Find every line with the string "okudum" in it, count them, and reply with that count only.

### Records to use ###

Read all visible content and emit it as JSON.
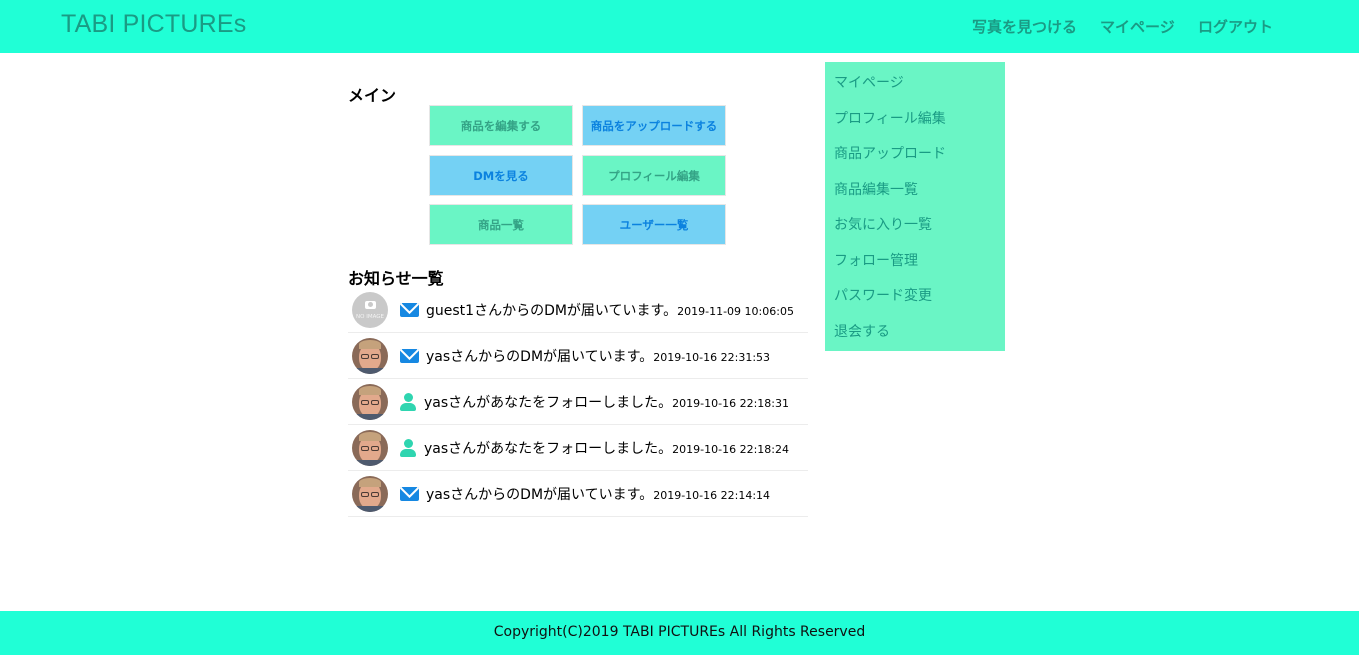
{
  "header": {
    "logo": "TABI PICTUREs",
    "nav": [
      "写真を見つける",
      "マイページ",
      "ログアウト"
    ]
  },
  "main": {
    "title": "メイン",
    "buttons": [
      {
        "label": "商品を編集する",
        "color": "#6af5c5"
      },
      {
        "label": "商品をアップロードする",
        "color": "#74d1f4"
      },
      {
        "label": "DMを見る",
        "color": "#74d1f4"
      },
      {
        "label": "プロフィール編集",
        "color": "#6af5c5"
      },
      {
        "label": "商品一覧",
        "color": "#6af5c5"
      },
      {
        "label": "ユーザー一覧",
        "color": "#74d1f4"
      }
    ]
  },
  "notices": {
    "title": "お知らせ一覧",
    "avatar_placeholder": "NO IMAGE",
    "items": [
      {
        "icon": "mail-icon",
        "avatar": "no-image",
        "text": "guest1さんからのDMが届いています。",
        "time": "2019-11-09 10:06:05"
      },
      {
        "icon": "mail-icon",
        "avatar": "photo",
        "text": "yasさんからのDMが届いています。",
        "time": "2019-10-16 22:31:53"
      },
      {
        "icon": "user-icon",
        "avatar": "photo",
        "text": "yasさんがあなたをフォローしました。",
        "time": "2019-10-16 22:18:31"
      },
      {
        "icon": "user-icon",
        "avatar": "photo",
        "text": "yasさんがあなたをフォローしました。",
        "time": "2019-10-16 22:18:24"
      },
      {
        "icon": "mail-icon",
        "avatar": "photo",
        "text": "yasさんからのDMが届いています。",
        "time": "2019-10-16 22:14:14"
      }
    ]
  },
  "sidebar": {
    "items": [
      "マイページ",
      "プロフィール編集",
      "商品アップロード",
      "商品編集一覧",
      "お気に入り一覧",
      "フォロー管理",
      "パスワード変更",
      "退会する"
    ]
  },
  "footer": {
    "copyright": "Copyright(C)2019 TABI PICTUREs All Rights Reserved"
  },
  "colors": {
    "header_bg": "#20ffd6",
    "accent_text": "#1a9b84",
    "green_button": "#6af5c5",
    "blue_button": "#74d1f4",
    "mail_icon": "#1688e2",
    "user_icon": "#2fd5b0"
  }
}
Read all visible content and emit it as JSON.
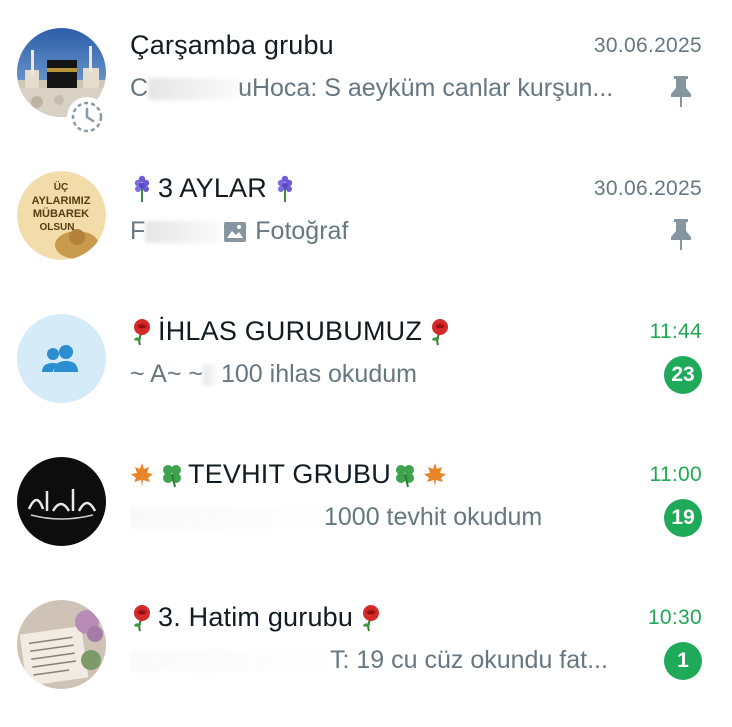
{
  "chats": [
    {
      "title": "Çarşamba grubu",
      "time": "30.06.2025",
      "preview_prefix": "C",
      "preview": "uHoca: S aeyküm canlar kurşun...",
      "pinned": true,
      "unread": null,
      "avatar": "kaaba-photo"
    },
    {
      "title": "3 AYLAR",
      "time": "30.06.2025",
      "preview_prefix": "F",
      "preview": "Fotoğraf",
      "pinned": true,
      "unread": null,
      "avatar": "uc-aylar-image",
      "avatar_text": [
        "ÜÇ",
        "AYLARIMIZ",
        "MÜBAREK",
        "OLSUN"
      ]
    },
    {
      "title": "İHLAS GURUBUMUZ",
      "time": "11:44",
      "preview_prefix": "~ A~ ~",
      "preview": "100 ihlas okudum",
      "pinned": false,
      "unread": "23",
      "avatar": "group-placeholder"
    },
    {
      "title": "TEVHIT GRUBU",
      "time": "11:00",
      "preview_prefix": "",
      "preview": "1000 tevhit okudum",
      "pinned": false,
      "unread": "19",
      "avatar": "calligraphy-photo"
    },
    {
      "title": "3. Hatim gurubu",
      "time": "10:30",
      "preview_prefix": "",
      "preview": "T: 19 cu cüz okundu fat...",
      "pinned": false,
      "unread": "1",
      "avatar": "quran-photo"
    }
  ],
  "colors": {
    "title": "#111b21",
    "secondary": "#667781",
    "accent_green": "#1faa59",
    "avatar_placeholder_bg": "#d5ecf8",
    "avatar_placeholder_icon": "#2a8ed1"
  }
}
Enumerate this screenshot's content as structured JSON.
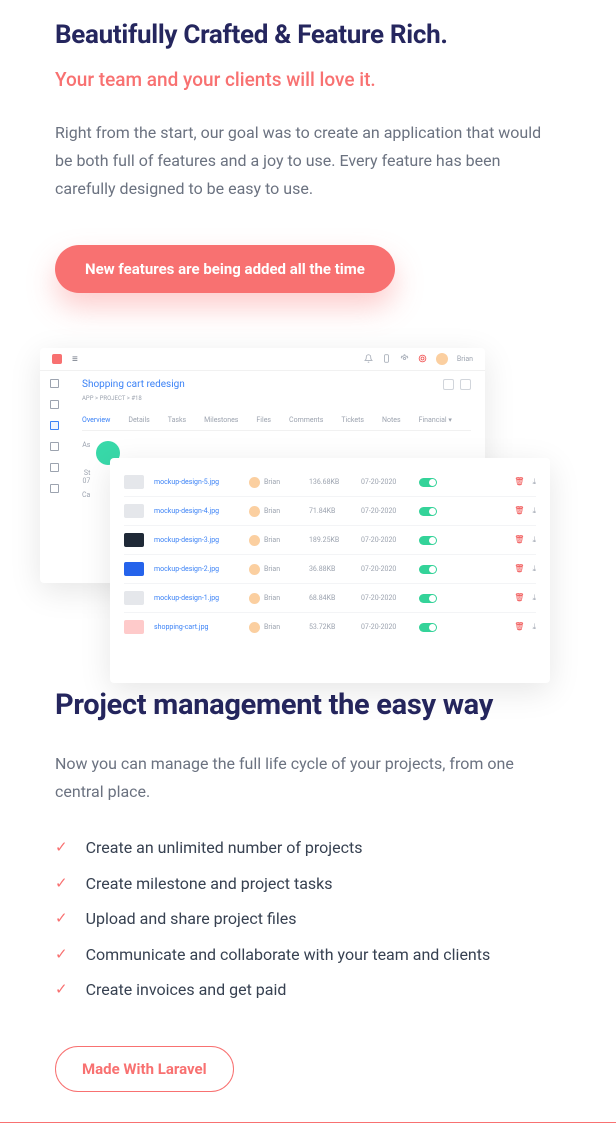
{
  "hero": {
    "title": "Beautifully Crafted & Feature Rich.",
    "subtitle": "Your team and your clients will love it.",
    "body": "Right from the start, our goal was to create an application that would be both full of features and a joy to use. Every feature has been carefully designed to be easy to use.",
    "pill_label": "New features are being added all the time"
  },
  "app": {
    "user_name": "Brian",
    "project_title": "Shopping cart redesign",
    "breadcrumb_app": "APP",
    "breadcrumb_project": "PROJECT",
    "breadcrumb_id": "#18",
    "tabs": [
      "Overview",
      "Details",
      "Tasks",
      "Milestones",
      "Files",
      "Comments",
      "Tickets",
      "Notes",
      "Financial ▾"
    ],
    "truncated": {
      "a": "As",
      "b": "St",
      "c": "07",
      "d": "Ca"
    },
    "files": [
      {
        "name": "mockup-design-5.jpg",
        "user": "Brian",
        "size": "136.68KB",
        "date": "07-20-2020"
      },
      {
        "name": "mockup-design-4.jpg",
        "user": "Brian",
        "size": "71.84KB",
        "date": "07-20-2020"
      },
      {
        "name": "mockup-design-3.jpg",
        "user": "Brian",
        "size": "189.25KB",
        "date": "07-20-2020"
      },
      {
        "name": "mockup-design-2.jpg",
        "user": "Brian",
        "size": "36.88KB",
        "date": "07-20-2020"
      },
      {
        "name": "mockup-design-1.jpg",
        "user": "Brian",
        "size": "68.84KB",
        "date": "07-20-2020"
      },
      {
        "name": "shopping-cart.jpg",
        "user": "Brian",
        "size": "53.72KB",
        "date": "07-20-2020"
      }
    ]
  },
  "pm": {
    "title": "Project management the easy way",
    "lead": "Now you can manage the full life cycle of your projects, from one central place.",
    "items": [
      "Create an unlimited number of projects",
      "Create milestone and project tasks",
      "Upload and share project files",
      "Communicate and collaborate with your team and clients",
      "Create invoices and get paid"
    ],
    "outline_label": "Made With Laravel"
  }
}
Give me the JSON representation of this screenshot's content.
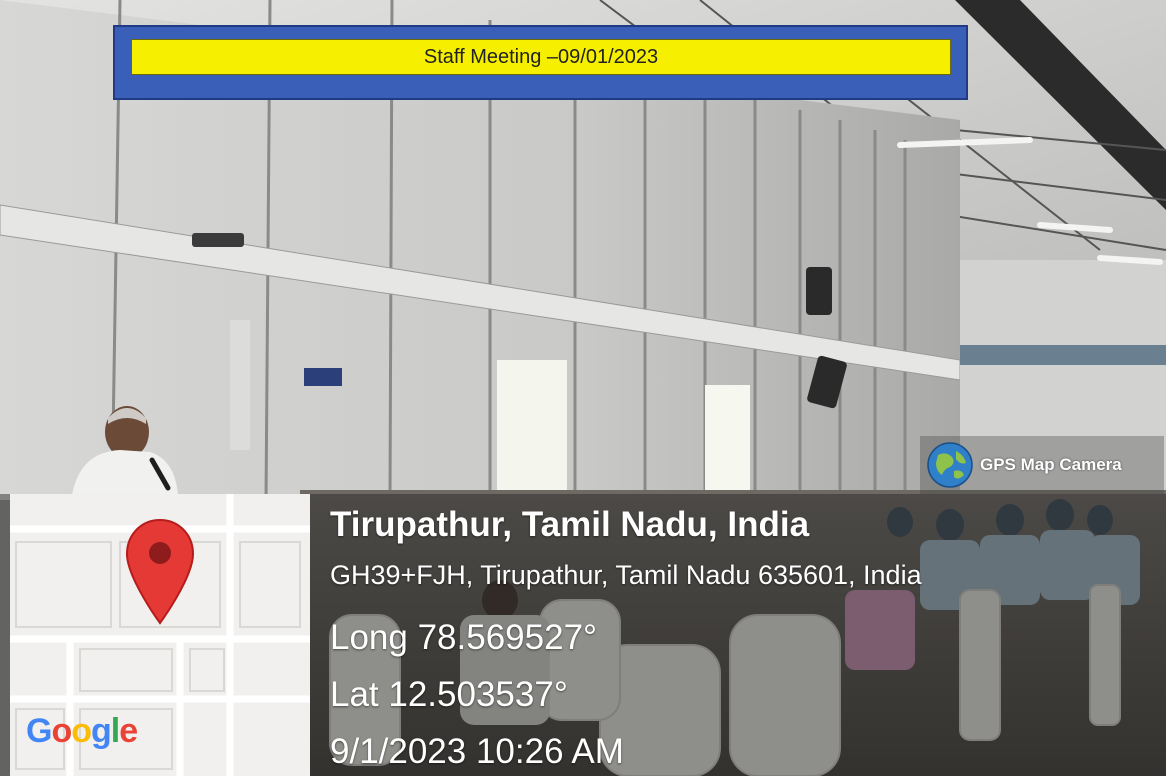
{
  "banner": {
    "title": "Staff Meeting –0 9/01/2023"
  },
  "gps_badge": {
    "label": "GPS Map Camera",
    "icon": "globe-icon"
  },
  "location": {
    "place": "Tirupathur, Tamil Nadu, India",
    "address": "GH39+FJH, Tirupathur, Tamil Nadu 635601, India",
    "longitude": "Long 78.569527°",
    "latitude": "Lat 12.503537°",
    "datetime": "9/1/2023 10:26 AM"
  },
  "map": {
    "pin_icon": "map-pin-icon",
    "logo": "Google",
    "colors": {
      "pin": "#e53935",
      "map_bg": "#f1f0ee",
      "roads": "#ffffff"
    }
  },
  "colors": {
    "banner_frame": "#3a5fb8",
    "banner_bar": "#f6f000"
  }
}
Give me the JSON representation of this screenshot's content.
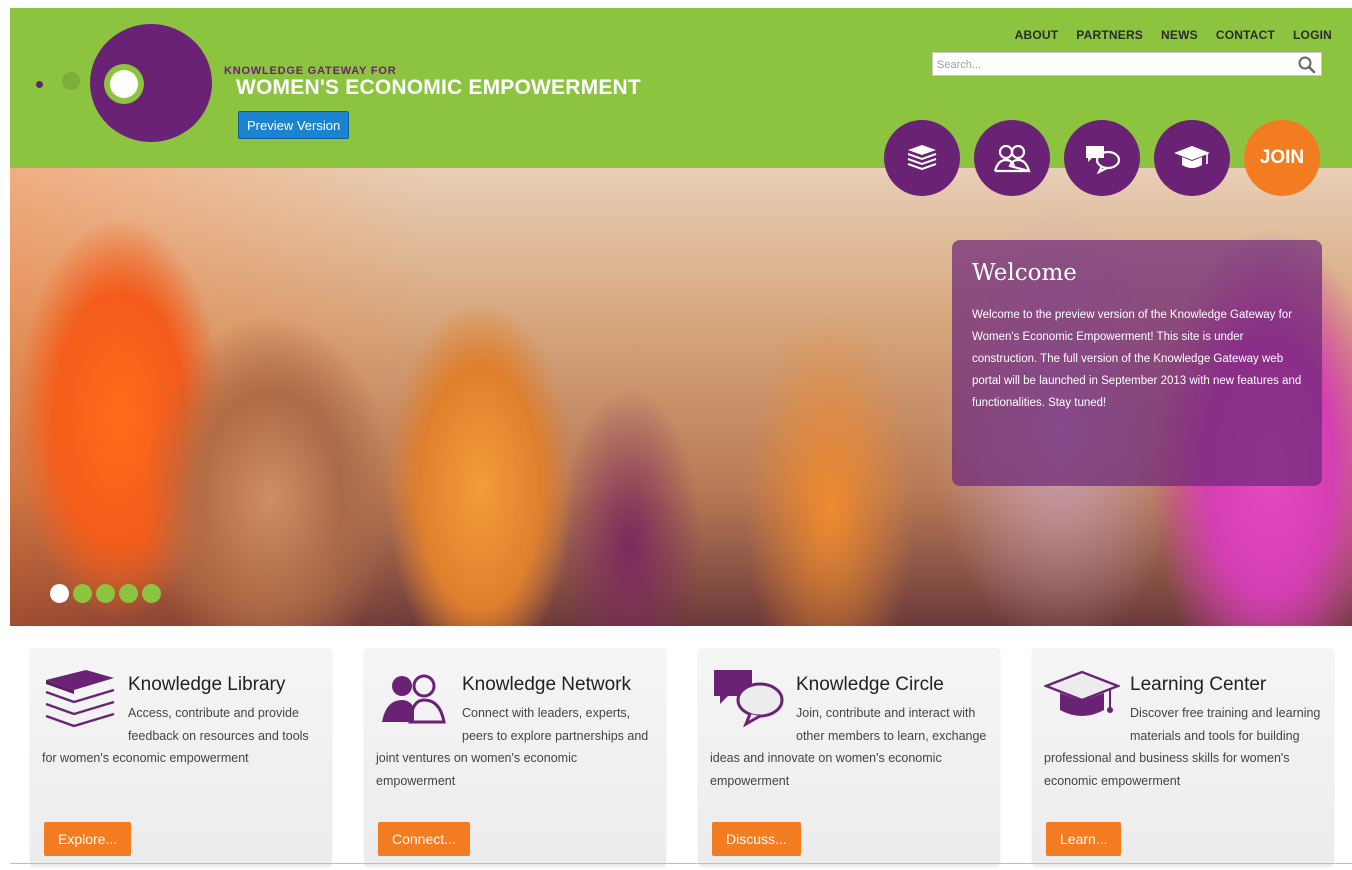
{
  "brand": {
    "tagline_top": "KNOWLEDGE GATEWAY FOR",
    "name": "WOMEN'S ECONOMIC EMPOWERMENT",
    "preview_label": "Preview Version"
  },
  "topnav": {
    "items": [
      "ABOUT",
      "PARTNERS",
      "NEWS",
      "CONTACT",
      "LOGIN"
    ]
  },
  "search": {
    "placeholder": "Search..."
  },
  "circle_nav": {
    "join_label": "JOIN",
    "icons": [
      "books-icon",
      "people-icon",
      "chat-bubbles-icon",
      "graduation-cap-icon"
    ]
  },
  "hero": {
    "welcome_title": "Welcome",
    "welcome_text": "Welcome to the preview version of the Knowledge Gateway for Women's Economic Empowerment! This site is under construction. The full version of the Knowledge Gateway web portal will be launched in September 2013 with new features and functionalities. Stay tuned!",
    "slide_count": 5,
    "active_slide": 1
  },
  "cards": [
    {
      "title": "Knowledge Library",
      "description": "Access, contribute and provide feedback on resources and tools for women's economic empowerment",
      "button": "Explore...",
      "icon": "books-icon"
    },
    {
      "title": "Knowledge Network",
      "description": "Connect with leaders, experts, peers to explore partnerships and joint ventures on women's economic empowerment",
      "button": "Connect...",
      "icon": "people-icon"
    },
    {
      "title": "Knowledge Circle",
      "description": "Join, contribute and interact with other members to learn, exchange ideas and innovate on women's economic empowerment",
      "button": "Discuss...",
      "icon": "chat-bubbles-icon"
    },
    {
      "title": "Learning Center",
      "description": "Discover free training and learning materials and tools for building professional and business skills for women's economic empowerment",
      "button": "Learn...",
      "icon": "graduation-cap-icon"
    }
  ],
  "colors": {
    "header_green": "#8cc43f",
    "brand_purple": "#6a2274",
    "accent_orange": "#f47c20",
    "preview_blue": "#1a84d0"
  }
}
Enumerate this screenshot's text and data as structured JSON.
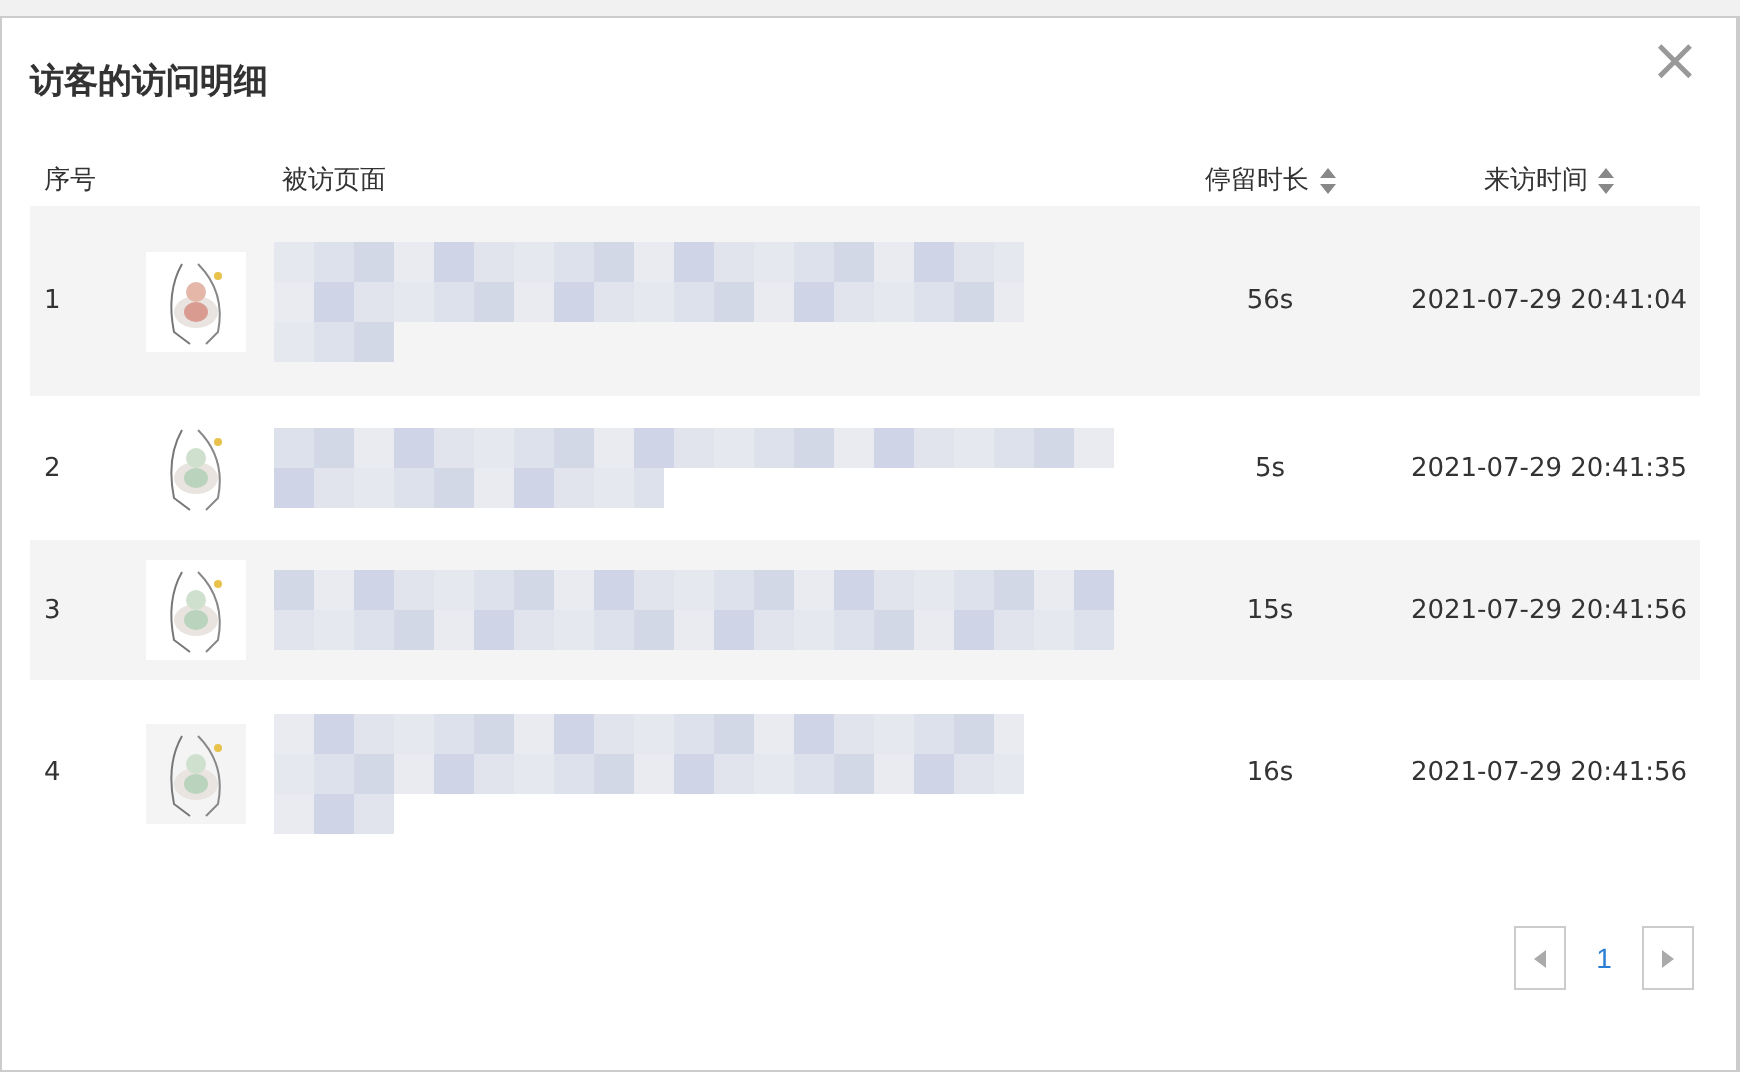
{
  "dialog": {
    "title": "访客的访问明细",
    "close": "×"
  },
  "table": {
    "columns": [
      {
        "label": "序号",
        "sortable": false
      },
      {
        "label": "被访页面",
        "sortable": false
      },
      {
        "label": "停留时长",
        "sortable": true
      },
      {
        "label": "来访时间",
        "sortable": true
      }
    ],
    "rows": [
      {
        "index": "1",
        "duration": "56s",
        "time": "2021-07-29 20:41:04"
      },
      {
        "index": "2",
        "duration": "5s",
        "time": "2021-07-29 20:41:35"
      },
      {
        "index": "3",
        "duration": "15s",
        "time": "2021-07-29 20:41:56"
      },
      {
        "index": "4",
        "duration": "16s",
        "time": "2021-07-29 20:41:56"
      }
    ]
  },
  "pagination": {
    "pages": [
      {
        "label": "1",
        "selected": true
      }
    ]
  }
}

###

Correct result ::
2